## TASK DETAILS
Check each line of the data for "fish" and select those that have it.
▬▬▬▬▬▬▬▬▬▬
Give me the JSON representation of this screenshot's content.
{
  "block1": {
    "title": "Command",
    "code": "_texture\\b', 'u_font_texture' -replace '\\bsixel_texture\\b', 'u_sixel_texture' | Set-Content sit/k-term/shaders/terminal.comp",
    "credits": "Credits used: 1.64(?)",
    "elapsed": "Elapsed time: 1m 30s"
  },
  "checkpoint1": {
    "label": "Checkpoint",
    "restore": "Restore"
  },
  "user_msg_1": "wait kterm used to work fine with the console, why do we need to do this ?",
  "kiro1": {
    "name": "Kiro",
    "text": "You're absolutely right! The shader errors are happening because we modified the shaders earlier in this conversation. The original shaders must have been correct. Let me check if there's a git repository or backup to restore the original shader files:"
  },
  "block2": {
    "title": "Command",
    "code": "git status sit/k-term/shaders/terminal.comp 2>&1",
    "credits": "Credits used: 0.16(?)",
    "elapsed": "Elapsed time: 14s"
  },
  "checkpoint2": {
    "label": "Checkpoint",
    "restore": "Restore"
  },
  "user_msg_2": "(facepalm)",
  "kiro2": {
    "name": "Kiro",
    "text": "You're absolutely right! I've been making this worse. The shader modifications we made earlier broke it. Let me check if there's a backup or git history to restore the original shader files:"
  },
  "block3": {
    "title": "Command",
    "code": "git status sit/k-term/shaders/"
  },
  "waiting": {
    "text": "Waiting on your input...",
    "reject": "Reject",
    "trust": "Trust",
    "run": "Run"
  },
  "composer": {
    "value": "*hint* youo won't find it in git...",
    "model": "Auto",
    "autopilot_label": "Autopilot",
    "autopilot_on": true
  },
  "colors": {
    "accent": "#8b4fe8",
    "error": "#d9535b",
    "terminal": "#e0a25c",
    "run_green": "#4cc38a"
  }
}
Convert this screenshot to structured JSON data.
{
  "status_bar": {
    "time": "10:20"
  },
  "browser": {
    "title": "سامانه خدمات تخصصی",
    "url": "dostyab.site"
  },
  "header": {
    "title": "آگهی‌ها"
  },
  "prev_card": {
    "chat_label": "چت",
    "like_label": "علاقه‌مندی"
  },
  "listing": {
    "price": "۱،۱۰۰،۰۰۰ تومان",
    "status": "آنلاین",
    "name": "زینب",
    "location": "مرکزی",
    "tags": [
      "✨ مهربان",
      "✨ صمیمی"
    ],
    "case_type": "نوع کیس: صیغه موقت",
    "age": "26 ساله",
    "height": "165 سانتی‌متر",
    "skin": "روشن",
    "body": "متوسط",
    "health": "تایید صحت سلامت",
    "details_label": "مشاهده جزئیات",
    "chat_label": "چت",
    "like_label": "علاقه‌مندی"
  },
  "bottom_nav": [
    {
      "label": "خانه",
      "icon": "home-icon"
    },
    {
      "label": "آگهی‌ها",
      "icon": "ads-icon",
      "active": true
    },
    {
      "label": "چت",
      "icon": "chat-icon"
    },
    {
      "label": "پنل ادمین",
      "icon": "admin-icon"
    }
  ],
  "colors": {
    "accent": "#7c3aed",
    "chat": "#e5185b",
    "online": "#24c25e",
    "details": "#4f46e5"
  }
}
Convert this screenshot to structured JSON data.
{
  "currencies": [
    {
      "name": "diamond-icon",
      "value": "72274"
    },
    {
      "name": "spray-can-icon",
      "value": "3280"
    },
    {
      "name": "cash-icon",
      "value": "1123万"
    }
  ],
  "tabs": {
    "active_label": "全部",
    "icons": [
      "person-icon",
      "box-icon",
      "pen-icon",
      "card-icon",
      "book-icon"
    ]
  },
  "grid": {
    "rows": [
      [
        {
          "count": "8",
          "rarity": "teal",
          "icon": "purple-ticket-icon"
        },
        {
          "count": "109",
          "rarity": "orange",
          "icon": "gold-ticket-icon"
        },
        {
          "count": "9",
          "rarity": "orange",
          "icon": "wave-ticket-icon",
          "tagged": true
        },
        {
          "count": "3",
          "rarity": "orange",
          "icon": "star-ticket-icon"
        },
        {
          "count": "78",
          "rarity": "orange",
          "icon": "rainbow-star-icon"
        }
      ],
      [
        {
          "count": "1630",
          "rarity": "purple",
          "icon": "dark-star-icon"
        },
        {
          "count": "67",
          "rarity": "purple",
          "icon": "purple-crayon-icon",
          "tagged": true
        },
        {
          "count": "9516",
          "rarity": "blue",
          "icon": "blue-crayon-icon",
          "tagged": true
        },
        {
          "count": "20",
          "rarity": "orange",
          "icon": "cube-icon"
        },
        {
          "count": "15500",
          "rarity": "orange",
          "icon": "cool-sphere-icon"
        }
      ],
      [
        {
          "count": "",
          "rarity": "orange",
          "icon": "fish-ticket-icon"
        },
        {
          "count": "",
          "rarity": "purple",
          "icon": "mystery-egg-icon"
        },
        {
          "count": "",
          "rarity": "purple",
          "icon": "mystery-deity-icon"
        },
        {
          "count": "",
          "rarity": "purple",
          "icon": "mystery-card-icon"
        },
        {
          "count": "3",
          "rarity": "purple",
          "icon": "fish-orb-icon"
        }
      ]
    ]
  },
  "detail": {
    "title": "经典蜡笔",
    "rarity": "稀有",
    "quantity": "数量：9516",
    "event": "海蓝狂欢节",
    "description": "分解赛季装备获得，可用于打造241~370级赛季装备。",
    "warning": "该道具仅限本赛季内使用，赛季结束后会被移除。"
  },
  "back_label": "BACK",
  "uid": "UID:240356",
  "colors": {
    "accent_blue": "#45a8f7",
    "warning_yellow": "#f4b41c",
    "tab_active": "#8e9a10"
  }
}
▬▬▬▬▬▬▬▬▬▬
## TASK OUTPUT
          "icon": "fish-ticket-icon"
          "icon": "fish-orb-icon"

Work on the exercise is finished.